## Required work
Return every entry exactly.
** Start of Entries provided **
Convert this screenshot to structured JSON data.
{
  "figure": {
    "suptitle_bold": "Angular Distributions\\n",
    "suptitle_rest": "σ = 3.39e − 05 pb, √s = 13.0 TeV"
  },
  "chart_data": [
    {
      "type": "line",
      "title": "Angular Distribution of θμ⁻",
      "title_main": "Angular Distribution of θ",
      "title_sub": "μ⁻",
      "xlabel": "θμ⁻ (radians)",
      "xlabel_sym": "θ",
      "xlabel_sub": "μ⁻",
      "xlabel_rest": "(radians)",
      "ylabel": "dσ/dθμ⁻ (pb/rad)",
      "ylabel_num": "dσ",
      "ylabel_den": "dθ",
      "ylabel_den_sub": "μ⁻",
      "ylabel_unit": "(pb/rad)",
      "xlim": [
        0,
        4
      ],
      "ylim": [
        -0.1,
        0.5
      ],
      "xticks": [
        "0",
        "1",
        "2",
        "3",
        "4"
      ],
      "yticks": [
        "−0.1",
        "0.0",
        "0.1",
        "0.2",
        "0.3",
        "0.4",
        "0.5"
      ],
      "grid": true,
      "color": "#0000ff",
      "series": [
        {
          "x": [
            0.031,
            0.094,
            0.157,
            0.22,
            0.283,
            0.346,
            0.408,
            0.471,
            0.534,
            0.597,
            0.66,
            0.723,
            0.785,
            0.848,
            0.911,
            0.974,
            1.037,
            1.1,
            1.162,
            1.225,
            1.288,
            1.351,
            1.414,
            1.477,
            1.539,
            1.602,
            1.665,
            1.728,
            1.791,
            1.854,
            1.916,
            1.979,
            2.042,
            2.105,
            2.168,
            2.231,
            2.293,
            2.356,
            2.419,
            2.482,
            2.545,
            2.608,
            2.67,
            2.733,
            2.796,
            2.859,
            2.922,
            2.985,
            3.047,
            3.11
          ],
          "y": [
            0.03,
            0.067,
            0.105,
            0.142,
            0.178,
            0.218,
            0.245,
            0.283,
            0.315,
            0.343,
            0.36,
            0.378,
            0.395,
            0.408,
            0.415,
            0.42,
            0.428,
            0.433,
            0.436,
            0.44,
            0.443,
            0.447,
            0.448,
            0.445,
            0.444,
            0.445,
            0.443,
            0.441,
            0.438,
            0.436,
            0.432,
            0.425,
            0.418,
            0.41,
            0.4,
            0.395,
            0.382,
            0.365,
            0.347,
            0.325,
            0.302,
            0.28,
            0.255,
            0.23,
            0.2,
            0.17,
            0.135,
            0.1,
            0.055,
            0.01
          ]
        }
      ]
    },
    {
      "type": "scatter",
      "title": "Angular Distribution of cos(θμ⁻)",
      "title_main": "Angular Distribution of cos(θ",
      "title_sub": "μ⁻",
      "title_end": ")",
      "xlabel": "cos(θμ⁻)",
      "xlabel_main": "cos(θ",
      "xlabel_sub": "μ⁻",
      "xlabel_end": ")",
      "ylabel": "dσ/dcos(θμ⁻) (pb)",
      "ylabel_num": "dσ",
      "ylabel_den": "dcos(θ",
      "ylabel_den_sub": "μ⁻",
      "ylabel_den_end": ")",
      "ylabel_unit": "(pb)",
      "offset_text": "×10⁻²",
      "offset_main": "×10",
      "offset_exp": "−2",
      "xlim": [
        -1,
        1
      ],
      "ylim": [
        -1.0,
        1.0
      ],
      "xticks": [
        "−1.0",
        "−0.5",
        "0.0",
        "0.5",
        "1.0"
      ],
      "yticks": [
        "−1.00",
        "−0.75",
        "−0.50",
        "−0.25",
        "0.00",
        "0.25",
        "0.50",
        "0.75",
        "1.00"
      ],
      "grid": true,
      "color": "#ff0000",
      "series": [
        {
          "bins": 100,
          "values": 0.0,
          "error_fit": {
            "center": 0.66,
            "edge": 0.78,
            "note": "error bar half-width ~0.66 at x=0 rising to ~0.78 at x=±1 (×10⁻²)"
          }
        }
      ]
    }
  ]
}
** End of Entries provided **
## The result
Convert this screenshot to structured JSON data.
{
  "figure": {
    "suptitle_bold": "Angular Distributions\\n",
    "suptitle_rest": "σ = 3.39e − 05 pb, √s = 13.0 TeV"
  },
  "chart_data": [
    {
      "type": "line",
      "title": "Angular Distribution of θμ⁻",
      "title_main": "Angular Distribution of θ",
      "title_sub": "μ⁻",
      "xlabel": "θμ⁻ (radians)",
      "xlabel_sym": "θ",
      "xlabel_sub": "μ⁻",
      "xlabel_rest": "(radians)",
      "ylabel": "dσ/dθμ⁻ (pb/rad)",
      "ylabel_num": "dσ",
      "ylabel_den": "dθ",
      "ylabel_den_sub": "μ⁻",
      "ylabel_unit": "(pb/rad)",
      "xlim": [
        0,
        4
      ],
      "ylim": [
        -0.1,
        0.5
      ],
      "xticks": [
        "0",
        "1",
        "2",
        "3",
        "4"
      ],
      "yticks": [
        "−0.1",
        "0.0",
        "0.1",
        "0.2",
        "0.3",
        "0.4",
        "0.5"
      ],
      "grid": true,
      "color": "#0000ff",
      "series": [
        {
          "x": [
            0.031,
            0.094,
            0.157,
            0.22,
            0.283,
            0.346,
            0.408,
            0.471,
            0.534,
            0.597,
            0.66,
            0.723,
            0.785,
            0.848,
            0.911,
            0.974,
            1.037,
            1.1,
            1.162,
            1.225,
            1.288,
            1.351,
            1.414,
            1.477,
            1.539,
            1.602,
            1.665,
            1.728,
            1.791,
            1.854,
            1.916,
            1.979,
            2.042,
            2.105,
            2.168,
            2.231,
            2.293,
            2.356,
            2.419,
            2.482,
            2.545,
            2.608,
            2.67,
            2.733,
            2.796,
            2.859,
            2.922,
            2.985,
            3.047,
            3.11
          ],
          "y": [
            0.03,
            0.067,
            0.105,
            0.142,
            0.178,
            0.218,
            0.245,
            0.283,
            0.315,
            0.343,
            0.36,
            0.378,
            0.395,
            0.408,
            0.415,
            0.42,
            0.428,
            0.433,
            0.436,
            0.44,
            0.443,
            0.447,
            0.448,
            0.445,
            0.444,
            0.445,
            0.443,
            0.441,
            0.438,
            0.436,
            0.432,
            0.425,
            0.418,
            0.41,
            0.4,
            0.395,
            0.382,
            0.365,
            0.347,
            0.325,
            0.302,
            0.28,
            0.255,
            0.23,
            0.2,
            0.17,
            0.135,
            0.1,
            0.055,
            0.01
          ]
        }
      ]
    },
    {
      "type": "scatter",
      "title": "Angular Distribution of cos(θμ⁻)",
      "title_main": "Angular Distribution of cos(θ",
      "title_sub": "μ⁻",
      "title_end": ")",
      "xlabel": "cos(θμ⁻)",
      "xlabel_main": "cos(θ",
      "xlabel_sub": "μ⁻",
      "xlabel_end": ")",
      "ylabel": "dσ/dcos(θμ⁻) (pb)",
      "ylabel_num": "dσ",
      "ylabel_den": "dcos(θ",
      "ylabel_den_sub": "μ⁻",
      "ylabel_den_end": ")",
      "ylabel_unit": "(pb)",
      "offset_text": "×10⁻²",
      "offset_main": "×10",
      "offset_exp": "−2",
      "xlim": [
        -1,
        1
      ],
      "ylim": [
        -1.0,
        1.0
      ],
      "xticks": [
        "−1.0",
        "−0.5",
        "0.0",
        "0.5",
        "1.0"
      ],
      "yticks": [
        "−1.00",
        "−0.75",
        "−0.50",
        "−0.25",
        "0.00",
        "0.25",
        "0.50",
        "0.75",
        "1.00"
      ],
      "grid": true,
      "color": "#ff0000",
      "series": [
        {
          "bins": 100,
          "values": 0.0,
          "error_fit": {
            "center": 0.66,
            "edge": 0.78,
            "note": "error bar half-width ~0.66 at x=0 rising to ~0.78 at x=±1 (×10⁻²)"
          }
        }
      ]
    }
  ]
}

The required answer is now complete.